| MATERIAL FOR THIS EXERCISE |
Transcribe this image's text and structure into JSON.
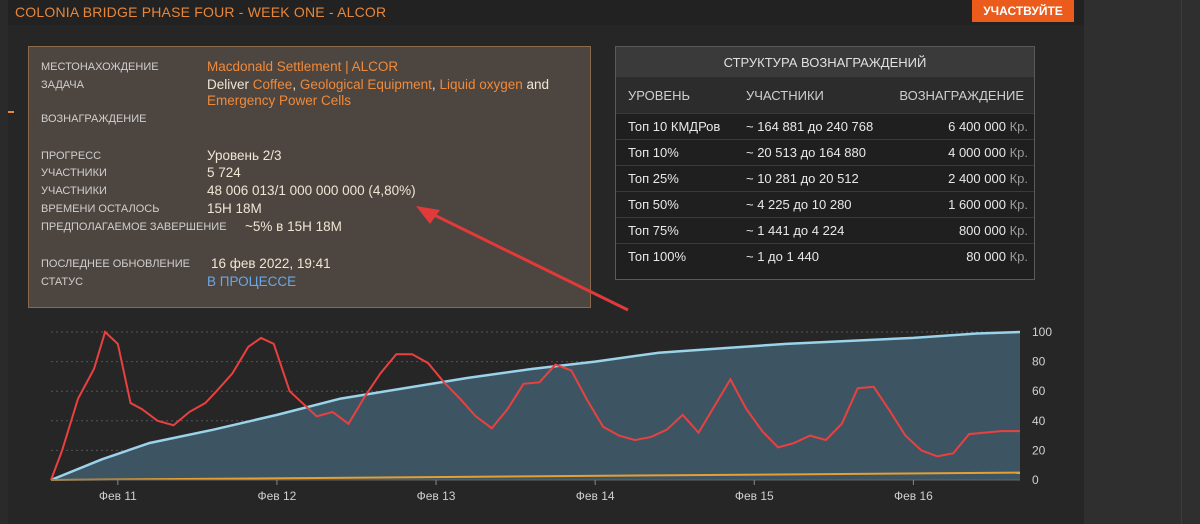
{
  "header": {
    "title": "COLONIA BRIDGE PHASE FOUR - WEEK ONE - ALCOR",
    "join_label": "УЧАСТВУЙТЕ"
  },
  "info": {
    "location_label": "МЕСТОНАХОЖДЕНИЕ",
    "location_value": "Macdonald Settlement | ALCOR",
    "task_label": "ЗАДАЧА",
    "task_deliver": "Deliver",
    "task_items": [
      "Coffee",
      "Geological Equipment",
      "Liquid oxygen",
      "Emergency Power Cells"
    ],
    "task_sep1": ", ",
    "task_sep2": ", ",
    "task_and": "and",
    "reward_label": "ВОЗНАГРАЖДЕНИЕ",
    "progress_label": "ПРОГРЕСС",
    "progress_value": "Уровень 2/3",
    "participants_label": "УЧАСТНИКИ",
    "participants_value": "5 724",
    "participants2_label": "УЧАСТНИКИ",
    "participants2_value": "48 006 013/1 000 000 000 (4,80%)",
    "time_left_label": "ВРЕМЕНИ ОСТАЛОСЬ",
    "time_left_value": "15H 18M",
    "expected_label": "ПРЕДПОЛАГАЕМОЕ ЗАВЕРШЕНИЕ",
    "expected_value": "~5% в 15H 18M",
    "updated_label": "ПОСЛЕДНЕЕ ОБНОВЛЕНИЕ",
    "updated_value": "16 фев 2022, 19:41",
    "status_label": "СТАТУС",
    "status_value": "В ПРОЦЕССЕ"
  },
  "rewards": {
    "title": "СТРУКТУРА ВОЗНАГРАЖДЕНИЙ",
    "col_level": "УРОВЕНЬ",
    "col_participants": "УЧАСТНИКИ",
    "col_reward": "ВОЗНАГРАЖДЕНИЕ",
    "currency": "Кр.",
    "rows": [
      {
        "level": "Топ 10 КМДРов",
        "participants": "~ 164 881 до 240 768",
        "amount": "6 400 000"
      },
      {
        "level": "Топ 10%",
        "participants": "~ 20 513 до 164 880",
        "amount": "4 000 000"
      },
      {
        "level": "Топ 25%",
        "participants": "~ 10 281 до 20 512",
        "amount": "2 400 000"
      },
      {
        "level": "Топ 50%",
        "participants": "~ 4 225 до 10 280",
        "amount": "1 600 000"
      },
      {
        "level": "Топ 75%",
        "participants": "~ 1 441 до 4 224",
        "amount": "800 000"
      },
      {
        "level": "Топ 100%",
        "participants": "~ 1 до 1 440",
        "amount": "80 000"
      }
    ]
  },
  "chart_data": {
    "type": "line",
    "x_labels": [
      "Фев 11",
      "Фев 12",
      "Фев 13",
      "Фев 14",
      "Фев 15",
      "Фев 16"
    ],
    "y_ticks": [
      0,
      20,
      40,
      60,
      80,
      100
    ],
    "ylim": [
      0,
      100
    ],
    "xlim": [
      10.58,
      16.67
    ],
    "grid": true,
    "series": [
      {
        "color": "#9ad3ea",
        "fill": "#3d5563",
        "x": [
          10.58,
          10.9,
          11.2,
          11.6,
          12.0,
          12.4,
          12.8,
          13.2,
          13.6,
          14.0,
          14.4,
          14.8,
          15.2,
          15.6,
          16.0,
          16.4,
          16.67
        ],
        "values": [
          0,
          14,
          25,
          34,
          44,
          55,
          62,
          69,
          75,
          80,
          86,
          89,
          92,
          94,
          96,
          99,
          100
        ]
      },
      {
        "color": "#e94040",
        "x": [
          10.58,
          10.65,
          10.75,
          10.85,
          10.92,
          11.0,
          11.08,
          11.15,
          11.25,
          11.35,
          11.45,
          11.55,
          11.62,
          11.72,
          11.82,
          11.9,
          11.98,
          12.08,
          12.15,
          12.25,
          12.35,
          12.45,
          12.55,
          12.65,
          12.75,
          12.85,
          12.95,
          13.05,
          13.15,
          13.25,
          13.35,
          13.45,
          13.55,
          13.65,
          13.75,
          13.85,
          13.95,
          14.05,
          14.15,
          14.25,
          14.35,
          14.45,
          14.55,
          14.65,
          14.75,
          14.85,
          14.95,
          15.05,
          15.15,
          15.25,
          15.35,
          15.45,
          15.55,
          15.65,
          15.75,
          15.85,
          15.95,
          16.05,
          16.15,
          16.25,
          16.35,
          16.45,
          16.55,
          16.67
        ],
        "values": [
          0,
          20,
          55,
          75,
          100,
          92,
          52,
          48,
          40,
          37,
          46,
          52,
          60,
          72,
          90,
          96,
          92,
          60,
          53,
          43,
          46,
          38,
          56,
          72,
          85,
          85,
          79,
          66,
          55,
          43,
          35,
          48,
          65,
          66,
          78,
          74,
          54,
          36,
          30,
          27,
          29,
          34,
          44,
          32,
          50,
          68,
          48,
          33,
          22,
          25,
          30,
          27,
          38,
          62,
          63,
          47,
          30,
          20,
          16,
          18,
          31,
          32,
          33,
          33
        ]
      },
      {
        "color": "#e5a033",
        "x": [
          10.58,
          16.67
        ],
        "values": [
          0,
          5
        ]
      }
    ]
  }
}
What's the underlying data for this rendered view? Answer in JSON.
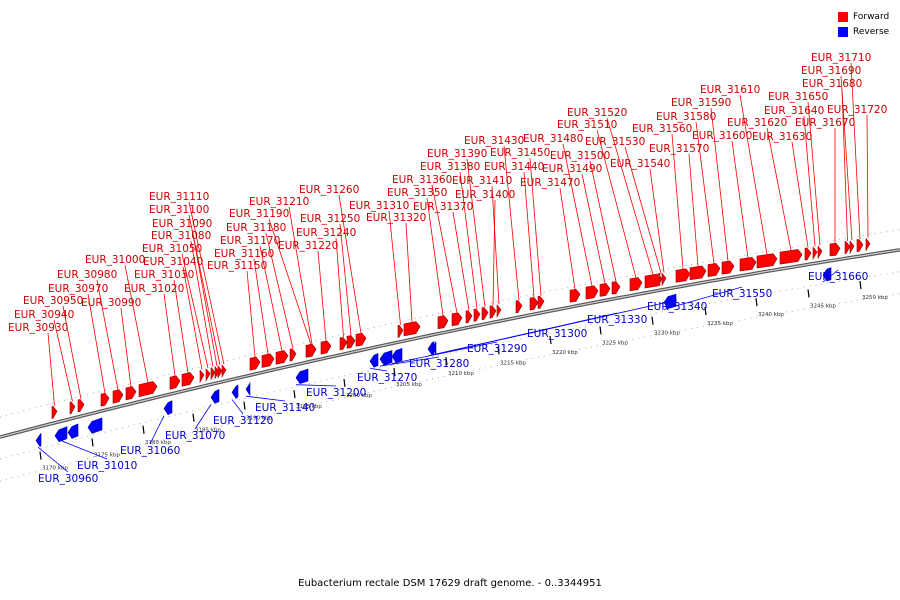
{
  "caption": "Eubacterium rectale DSM 17629 draft genome. - 0..3344951",
  "legend": [
    {
      "label": "Forward",
      "color": "#ff0000"
    },
    {
      "label": "Reverse",
      "color": "#0000ff"
    }
  ],
  "colors": {
    "forward": "#ff0000",
    "reverse": "#0000ff",
    "backbone": "#888888"
  },
  "ticks": [
    "3170 kbp",
    "3175 kbp",
    "3180 kbp",
    "3185 kbp",
    "3190 kbp",
    "3195 kbp",
    "3200 kbp",
    "3205 kbp",
    "3210 kbp",
    "3215 kbp",
    "3220 kbp",
    "3225 kbp",
    "3230 kbp",
    "3235 kbp",
    "3240 kbp",
    "3245 kbp",
    "3250 kbp"
  ],
  "forward_genes": [
    "EUR_30930",
    "EUR_30940",
    "EUR_30950",
    "EUR_30970",
    "EUR_30980",
    "EUR_30990",
    "EUR_31000",
    "EUR_31020",
    "EUR_31030",
    "EUR_31040",
    "EUR_31050",
    "EUR_31080",
    "EUR_31090",
    "EUR_31100",
    "EUR_31110",
    "EUR_31150",
    "EUR_31160",
    "EUR_31170",
    "EUR_31180",
    "EUR_31190",
    "EUR_31210",
    "EUR_31220",
    "EUR_31240",
    "EUR_31250",
    "EUR_31260",
    "EUR_31310",
    "EUR_31320",
    "EUR_31350",
    "EUR_31360",
    "EUR_31370",
    "EUR_31380",
    "EUR_31390",
    "EUR_31400",
    "EUR_31410",
    "EUR_31430",
    "EUR_31440",
    "EUR_31450",
    "EUR_31470",
    "EUR_31480",
    "EUR_31490",
    "EUR_31500",
    "EUR_31510",
    "EUR_31520",
    "EUR_31530",
    "EUR_31540",
    "EUR_31560",
    "EUR_31570",
    "EUR_31580",
    "EUR_31590",
    "EUR_31600",
    "EUR_31610",
    "EUR_31620",
    "EUR_31630",
    "EUR_31640",
    "EUR_31650",
    "EUR_31670",
    "EUR_31680",
    "EUR_31690",
    "EUR_31710",
    "EUR_31720"
  ],
  "reverse_genes": [
    "EUR_30960",
    "EUR_31010",
    "EUR_31060",
    "EUR_31070",
    "EUR_31120",
    "EUR_31140",
    "EUR_31200",
    "EUR_31270",
    "EUR_31280",
    "EUR_31290",
    "EUR_31300",
    "EUR_31330",
    "EUR_31340",
    "EUR_31550",
    "EUR_31660"
  ]
}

| HOW TO COMPLETE THIS TASK |
Each line above is to be transcribed exactly, though its pictures are not.

| ANSWER TO THIS EXERCISE |
Transcribe this image's text and structure into JSON.
{
  "header": {
    "title": "COLONIA BRIDGE PHASE FOUR - WEEK ONE - ALCOR",
    "join_label": "УЧАСТВУЙТЕ"
  },
  "info": {
    "location_label": "МЕСТОНАХОЖДЕНИЕ",
    "location_value": "Macdonald Settlement | ALCOR",
    "task_label": "ЗАДАЧА",
    "task_deliver": "Deliver",
    "task_items": [
      "Coffee",
      "Geological Equipment",
      "Liquid oxygen",
      "Emergency Power Cells"
    ],
    "task_sep1": ", ",
    "task_sep2": ", ",
    "task_and": "and",
    "reward_label": "ВОЗНАГРАЖДЕНИЕ",
    "progress_label": "ПРОГРЕСС",
    "progress_value": "Уровень 2/3",
    "participants_label": "УЧАСТНИКИ",
    "participants_value": "5 724",
    "participants2_label": "УЧАСТНИКИ",
    "participants2_value": "48 006 013/1 000 000 000 (4,80%)",
    "time_left_label": "ВРЕМЕНИ ОСТАЛОСЬ",
    "time_left_value": "15H 18M",
    "expected_label": "ПРЕДПОЛАГАЕМОЕ ЗАВЕРШЕНИЕ",
    "expected_value": "~5% в 15H 18M",
    "updated_label": "ПОСЛЕДНЕЕ ОБНОВЛЕНИЕ",
    "updated_value": "16 фев 2022, 19:41",
    "status_label": "СТАТУС",
    "status_value": "В ПРОЦЕССЕ"
  },
  "rewards": {
    "title": "СТРУКТУРА ВОЗНАГРАЖДЕНИЙ",
    "col_level": "УРОВЕНЬ",
    "col_participants": "УЧАСТНИКИ",
    "col_reward": "ВОЗНАГРАЖДЕНИЕ",
    "currency": "Кр.",
    "rows": [
      {
        "level": "Топ 10 КМДРов",
        "participants": "~ 164 881 до 240 768",
        "amount": "6 400 000"
      },
      {
        "level": "Топ 10%",
        "participants": "~ 20 513 до 164 880",
        "amount": "4 000 000"
      },
      {
        "level": "Топ 25%",
        "participants": "~ 10 281 до 20 512",
        "amount": "2 400 000"
      },
      {
        "level": "Топ 50%",
        "participants": "~ 4 225 до 10 280",
        "amount": "1 600 000"
      },
      {
        "level": "Топ 75%",
        "participants": "~ 1 441 до 4 224",
        "amount": "800 000"
      },
      {
        "level": "Топ 100%",
        "participants": "~ 1 до 1 440",
        "amount": "80 000"
      }
    ]
  },
  "chart_data": {
    "type": "line",
    "x_labels": [
      "Фев 11",
      "Фев 12",
      "Фев 13",
      "Фев 14",
      "Фев 15",
      "Фев 16"
    ],
    "y_ticks": [
      0,
      20,
      40,
      60,
      80,
      100
    ],
    "ylim": [
      0,
      100
    ],
    "xlim": [
      10.58,
      16.67
    ],
    "grid": true,
    "series": [
      {
        "color": "#9ad3ea",
        "fill": "#3d5563",
        "x": [
          10.58,
          10.9,
          11.2,
          11.6,
          12.0,
          12.4,
          12.8,
          13.2,
          13.6,
          14.0,
          14.4,
          14.8,
          15.2,
          15.6,
          16.0,
          16.4,
          16.67
        ],
        "values": [
          0,
          14,
          25,
          34,
          44,
          55,
          62,
          69,
          75,
          80,
          86,
          89,
          92,
          94,
          96,
          99,
          100
        ]
      },
      {
        "color": "#e94040",
        "x": [
          10.58,
          10.65,
          10.75,
          10.85,
          10.92,
          11.0,
          11.08,
          11.15,
          11.25,
          11.35,
          11.45,
          11.55,
          11.62,
          11.72,
          11.82,
          11.9,
          11.98,
          12.08,
          12.15,
          12.25,
          12.35,
          12.45,
          12.55,
          12.65,
          12.75,
          12.85,
          12.95,
          13.05,
          13.15,
          13.25,
          13.35,
          13.45,
          13.55,
          13.65,
          13.75,
          13.85,
          13.95,
          14.05,
          14.15,
          14.25,
          14.35,
          14.45,
          14.55,
          14.65,
          14.75,
          14.85,
          14.95,
          15.05,
          15.15,
          15.25,
          15.35,
          15.45,
          15.55,
          15.65,
          15.75,
          15.85,
          15.95,
          16.05,
          16.15,
          16.25,
          16.35,
          16.45,
          16.55,
          16.67
        ],
        "values": [
          0,
          20,
          55,
          75,
          100,
          92,
          52,
          48,
          40,
          37,
          46,
          52,
          60,
          72,
          90,
          96,
          92,
          60,
          53,
          43,
          46,
          38,
          56,
          72,
          85,
          85,
          79,
          66,
          55,
          43,
          35,
          48,
          65,
          66,
          78,
          74,
          54,
          36,
          30,
          27,
          29,
          34,
          44,
          32,
          50,
          68,
          48,
          33,
          22,
          25,
          30,
          27,
          38,
          62,
          63,
          47,
          30,
          20,
          16,
          18,
          31,
          32,
          33,
          33
        ]
      },
      {
        "color": "#e5a033",
        "x": [
          10.58,
          16.67
        ],
        "values": [
          0,
          5
        ]
      }
    ]
  }
}
What's the underlying data for this rendered view? Answer in JSON.
{
  "caption": "Eubacterium rectale DSM 17629 draft genome. - 0..3344951",
  "legend": [
    {
      "label": "Forward",
      "color": "#ff0000"
    },
    {
      "label": "Reverse",
      "color": "#0000ff"
    }
  ],
  "colors": {
    "forward": "#ff0000",
    "reverse": "#0000ff",
    "backbone": "#888888"
  },
  "ticks": [
    "3170 kbp",
    "3175 kbp",
    "3180 kbp",
    "3185 kbp",
    "3190 kbp",
    "3195 kbp",
    "3200 kbp",
    "3205 kbp",
    "3210 kbp",
    "3215 kbp",
    "3220 kbp",
    "3225 kbp",
    "3230 kbp",
    "3235 kbp",
    "3240 kbp",
    "3245 kbp",
    "3250 kbp"
  ],
  "forward_genes": [
    "EUR_30930",
    "EUR_30940",
    "EUR_30950",
    "EUR_30970",
    "EUR_30980",
    "EUR_30990",
    "EUR_31000",
    "EUR_31020",
    "EUR_31030",
    "EUR_31040",
    "EUR_31050",
    "EUR_31080",
    "EUR_31090",
    "EUR_31100",
    "EUR_31110",
    "EUR_31150",
    "EUR_31160",
    "EUR_31170",
    "EUR_31180",
    "EUR_31190",
    "EUR_31210",
    "EUR_31220",
    "EUR_31240",
    "EUR_31250",
    "EUR_31260",
    "EUR_31310",
    "EUR_31320",
    "EUR_31350",
    "EUR_31360",
    "EUR_31370",
    "EUR_31380",
    "EUR_31390",
    "EUR_31400",
    "EUR_31410",
    "EUR_31430",
    "EUR_31440",
    "EUR_31450",
    "EUR_31470",
    "EUR_31480",
    "EUR_31490",
    "EUR_31500",
    "EUR_31510",
    "EUR_31520",
    "EUR_31530",
    "EUR_31540",
    "EUR_31560",
    "EUR_31570",
    "EUR_31580",
    "EUR_31590",
    "EUR_31600",
    "EUR_31610",
    "EUR_31620",
    "EUR_31630",
    "EUR_31640",
    "EUR_31650",
    "EUR_31670",
    "EUR_31680",
    "EUR_31690",
    "EUR_31710",
    "EUR_31720"
  ],
  "reverse_genes": [
    "EUR_30960",
    "EUR_31010",
    "EUR_31060",
    "EUR_31070",
    "EUR_31120",
    "EUR_31140",
    "EUR_31200",
    "EUR_31270",
    "EUR_31280",
    "EUR_31290",
    "EUR_31300",
    "EUR_31330",
    "EUR_31340",
    "EUR_31550",
    "EUR_31660"
  ]
}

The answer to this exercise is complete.